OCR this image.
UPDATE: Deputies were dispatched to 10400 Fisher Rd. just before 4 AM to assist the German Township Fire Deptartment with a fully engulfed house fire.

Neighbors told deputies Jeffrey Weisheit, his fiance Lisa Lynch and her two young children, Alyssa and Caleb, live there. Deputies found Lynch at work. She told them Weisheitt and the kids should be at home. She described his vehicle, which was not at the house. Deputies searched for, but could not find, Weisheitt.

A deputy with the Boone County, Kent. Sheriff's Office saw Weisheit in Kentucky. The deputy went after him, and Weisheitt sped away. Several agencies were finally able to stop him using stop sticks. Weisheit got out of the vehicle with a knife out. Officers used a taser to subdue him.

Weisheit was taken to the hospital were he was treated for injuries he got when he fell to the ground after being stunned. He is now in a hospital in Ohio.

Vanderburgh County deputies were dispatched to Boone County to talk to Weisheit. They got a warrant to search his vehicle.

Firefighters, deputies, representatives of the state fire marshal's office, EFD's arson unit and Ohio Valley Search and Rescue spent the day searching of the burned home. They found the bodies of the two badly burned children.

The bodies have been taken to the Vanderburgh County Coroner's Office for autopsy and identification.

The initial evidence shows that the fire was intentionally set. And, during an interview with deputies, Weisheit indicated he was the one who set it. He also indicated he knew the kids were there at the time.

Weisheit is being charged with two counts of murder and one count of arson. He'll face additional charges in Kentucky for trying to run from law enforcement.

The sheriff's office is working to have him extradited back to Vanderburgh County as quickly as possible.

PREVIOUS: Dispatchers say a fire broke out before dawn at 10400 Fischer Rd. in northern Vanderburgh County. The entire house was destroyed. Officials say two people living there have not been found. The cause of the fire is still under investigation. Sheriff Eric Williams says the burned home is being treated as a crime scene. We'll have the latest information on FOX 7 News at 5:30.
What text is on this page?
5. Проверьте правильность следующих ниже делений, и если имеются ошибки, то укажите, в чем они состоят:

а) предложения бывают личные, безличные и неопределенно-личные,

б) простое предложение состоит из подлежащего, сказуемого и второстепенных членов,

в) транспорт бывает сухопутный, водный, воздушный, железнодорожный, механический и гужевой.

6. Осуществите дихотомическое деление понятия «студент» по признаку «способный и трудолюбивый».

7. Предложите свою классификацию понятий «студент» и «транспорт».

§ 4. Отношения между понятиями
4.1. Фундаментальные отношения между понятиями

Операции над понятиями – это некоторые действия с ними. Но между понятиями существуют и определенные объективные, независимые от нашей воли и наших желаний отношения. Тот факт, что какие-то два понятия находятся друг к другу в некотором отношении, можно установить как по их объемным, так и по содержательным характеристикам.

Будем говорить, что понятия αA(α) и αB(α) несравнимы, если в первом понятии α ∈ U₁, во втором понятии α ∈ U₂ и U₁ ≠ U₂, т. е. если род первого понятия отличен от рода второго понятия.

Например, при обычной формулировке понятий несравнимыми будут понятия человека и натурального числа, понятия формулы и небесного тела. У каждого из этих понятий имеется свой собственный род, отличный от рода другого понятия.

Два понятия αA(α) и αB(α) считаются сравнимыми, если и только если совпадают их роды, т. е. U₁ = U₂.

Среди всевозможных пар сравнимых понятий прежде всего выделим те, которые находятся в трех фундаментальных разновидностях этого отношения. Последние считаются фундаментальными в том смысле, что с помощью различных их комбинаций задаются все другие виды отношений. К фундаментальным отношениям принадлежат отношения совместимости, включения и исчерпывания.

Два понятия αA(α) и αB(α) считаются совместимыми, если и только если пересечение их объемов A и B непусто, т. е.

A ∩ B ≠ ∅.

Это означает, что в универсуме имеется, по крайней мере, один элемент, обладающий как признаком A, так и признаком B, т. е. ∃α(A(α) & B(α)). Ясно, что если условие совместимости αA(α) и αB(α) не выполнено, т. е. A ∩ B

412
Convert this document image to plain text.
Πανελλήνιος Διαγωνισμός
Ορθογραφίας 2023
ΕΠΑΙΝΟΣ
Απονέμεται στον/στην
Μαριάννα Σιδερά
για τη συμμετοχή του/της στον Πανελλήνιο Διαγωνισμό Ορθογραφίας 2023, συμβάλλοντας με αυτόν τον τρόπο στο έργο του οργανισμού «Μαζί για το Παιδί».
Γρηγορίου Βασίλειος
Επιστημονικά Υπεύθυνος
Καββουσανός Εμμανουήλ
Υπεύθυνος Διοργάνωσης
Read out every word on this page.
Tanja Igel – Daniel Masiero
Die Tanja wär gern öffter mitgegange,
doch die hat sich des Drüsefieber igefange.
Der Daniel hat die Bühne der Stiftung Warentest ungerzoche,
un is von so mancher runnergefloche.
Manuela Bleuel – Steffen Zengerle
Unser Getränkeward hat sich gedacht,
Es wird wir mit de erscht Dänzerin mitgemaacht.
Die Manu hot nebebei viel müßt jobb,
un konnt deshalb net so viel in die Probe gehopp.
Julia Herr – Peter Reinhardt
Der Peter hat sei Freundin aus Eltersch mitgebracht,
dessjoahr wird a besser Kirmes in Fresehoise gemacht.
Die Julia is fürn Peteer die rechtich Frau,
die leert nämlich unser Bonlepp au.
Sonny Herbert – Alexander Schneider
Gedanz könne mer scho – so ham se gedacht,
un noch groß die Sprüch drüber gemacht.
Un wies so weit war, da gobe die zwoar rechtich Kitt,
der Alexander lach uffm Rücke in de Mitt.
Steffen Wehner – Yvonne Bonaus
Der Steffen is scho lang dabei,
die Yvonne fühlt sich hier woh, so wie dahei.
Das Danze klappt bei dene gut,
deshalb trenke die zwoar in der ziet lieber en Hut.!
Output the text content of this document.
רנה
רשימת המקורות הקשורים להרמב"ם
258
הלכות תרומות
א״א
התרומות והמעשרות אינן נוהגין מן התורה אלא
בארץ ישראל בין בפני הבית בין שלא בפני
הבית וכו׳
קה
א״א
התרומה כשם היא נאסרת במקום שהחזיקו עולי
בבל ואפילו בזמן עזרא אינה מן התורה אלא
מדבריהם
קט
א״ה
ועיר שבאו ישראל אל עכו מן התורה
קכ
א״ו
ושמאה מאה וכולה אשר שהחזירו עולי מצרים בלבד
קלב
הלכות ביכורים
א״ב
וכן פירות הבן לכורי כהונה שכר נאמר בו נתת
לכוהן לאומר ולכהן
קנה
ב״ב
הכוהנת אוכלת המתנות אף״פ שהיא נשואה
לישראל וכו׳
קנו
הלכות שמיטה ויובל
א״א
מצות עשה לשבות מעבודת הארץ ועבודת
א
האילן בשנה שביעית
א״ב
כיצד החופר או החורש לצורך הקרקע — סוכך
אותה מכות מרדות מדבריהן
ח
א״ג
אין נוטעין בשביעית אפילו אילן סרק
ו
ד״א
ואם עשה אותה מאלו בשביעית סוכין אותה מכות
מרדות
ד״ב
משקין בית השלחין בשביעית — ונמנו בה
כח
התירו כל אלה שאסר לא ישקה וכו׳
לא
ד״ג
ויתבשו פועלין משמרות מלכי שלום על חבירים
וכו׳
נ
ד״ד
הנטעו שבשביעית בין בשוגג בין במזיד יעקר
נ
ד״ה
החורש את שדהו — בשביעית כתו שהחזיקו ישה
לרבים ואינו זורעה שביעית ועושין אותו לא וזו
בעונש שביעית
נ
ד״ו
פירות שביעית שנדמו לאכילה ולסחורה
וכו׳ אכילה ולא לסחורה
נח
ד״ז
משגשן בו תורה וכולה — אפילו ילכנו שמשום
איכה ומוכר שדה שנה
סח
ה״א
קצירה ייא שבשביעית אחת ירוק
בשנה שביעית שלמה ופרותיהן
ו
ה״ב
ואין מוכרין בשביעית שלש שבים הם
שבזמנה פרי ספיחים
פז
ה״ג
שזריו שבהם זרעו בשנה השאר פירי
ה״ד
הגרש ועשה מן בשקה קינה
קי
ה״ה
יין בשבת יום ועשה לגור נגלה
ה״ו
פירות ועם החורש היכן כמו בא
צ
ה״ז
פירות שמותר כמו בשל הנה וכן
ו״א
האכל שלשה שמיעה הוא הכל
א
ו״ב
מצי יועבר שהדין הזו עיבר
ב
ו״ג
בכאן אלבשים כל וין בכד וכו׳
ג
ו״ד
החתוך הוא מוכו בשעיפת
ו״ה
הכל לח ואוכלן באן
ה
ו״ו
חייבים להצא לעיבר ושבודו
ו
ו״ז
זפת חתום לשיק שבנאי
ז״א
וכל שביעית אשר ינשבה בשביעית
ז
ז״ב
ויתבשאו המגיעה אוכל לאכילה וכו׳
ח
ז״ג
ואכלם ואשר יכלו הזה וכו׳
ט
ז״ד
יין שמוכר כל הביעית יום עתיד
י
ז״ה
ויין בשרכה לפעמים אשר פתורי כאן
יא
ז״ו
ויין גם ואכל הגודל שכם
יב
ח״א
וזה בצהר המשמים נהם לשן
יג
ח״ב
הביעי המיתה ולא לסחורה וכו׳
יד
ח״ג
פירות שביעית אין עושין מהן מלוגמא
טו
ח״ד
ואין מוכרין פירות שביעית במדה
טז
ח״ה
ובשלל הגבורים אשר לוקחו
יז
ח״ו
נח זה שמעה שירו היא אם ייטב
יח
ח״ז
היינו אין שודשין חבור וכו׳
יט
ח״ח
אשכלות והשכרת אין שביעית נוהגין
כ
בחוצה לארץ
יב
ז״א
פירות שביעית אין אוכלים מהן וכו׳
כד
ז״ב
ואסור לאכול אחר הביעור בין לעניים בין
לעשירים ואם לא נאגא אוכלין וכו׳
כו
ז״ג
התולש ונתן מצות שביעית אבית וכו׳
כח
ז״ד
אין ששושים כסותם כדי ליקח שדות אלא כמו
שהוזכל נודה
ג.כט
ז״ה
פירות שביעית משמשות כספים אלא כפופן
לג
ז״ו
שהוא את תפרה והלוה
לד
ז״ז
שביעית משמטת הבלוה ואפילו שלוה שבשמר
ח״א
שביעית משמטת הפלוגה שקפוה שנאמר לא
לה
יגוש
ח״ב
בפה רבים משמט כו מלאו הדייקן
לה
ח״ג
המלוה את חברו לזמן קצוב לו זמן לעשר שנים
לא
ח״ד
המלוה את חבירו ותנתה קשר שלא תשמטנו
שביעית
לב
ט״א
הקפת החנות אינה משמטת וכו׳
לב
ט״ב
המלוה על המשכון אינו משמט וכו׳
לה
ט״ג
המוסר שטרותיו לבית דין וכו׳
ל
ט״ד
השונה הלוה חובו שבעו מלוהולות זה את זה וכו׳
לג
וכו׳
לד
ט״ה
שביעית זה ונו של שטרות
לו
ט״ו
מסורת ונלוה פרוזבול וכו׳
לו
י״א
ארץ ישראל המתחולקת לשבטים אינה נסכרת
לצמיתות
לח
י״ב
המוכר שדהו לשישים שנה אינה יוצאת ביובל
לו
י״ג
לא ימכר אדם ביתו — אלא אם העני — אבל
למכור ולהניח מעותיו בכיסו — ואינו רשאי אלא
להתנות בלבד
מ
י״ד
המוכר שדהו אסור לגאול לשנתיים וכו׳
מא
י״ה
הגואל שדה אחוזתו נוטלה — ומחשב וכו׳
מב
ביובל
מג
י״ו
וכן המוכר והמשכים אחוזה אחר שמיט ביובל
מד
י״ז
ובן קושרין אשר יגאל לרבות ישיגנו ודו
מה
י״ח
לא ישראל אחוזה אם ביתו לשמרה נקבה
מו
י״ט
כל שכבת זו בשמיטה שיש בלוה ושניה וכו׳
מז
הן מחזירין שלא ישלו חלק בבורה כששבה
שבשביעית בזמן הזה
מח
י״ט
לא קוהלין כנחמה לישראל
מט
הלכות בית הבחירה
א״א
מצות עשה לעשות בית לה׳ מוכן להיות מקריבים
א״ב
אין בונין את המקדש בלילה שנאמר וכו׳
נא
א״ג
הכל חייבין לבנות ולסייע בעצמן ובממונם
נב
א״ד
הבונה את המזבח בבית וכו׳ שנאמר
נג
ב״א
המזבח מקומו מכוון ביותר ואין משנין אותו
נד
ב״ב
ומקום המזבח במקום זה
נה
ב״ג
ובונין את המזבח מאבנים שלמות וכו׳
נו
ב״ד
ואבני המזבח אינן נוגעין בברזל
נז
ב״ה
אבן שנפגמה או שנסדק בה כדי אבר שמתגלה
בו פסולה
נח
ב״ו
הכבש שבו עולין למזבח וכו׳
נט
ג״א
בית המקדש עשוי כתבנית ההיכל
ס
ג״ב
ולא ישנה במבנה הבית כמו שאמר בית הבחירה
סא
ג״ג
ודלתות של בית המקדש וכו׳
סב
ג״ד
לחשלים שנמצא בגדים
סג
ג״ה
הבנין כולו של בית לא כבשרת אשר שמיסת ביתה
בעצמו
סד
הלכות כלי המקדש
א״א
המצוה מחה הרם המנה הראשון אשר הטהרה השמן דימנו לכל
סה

== TASK DETAILS ==
Select the lines in this material that hold the word "מוכרין", leaving none out.

== FULL ANSWER ==
ואין מוכרין בשביעית שלש שבים הם
ואין מוכרין פירות שביעית במדה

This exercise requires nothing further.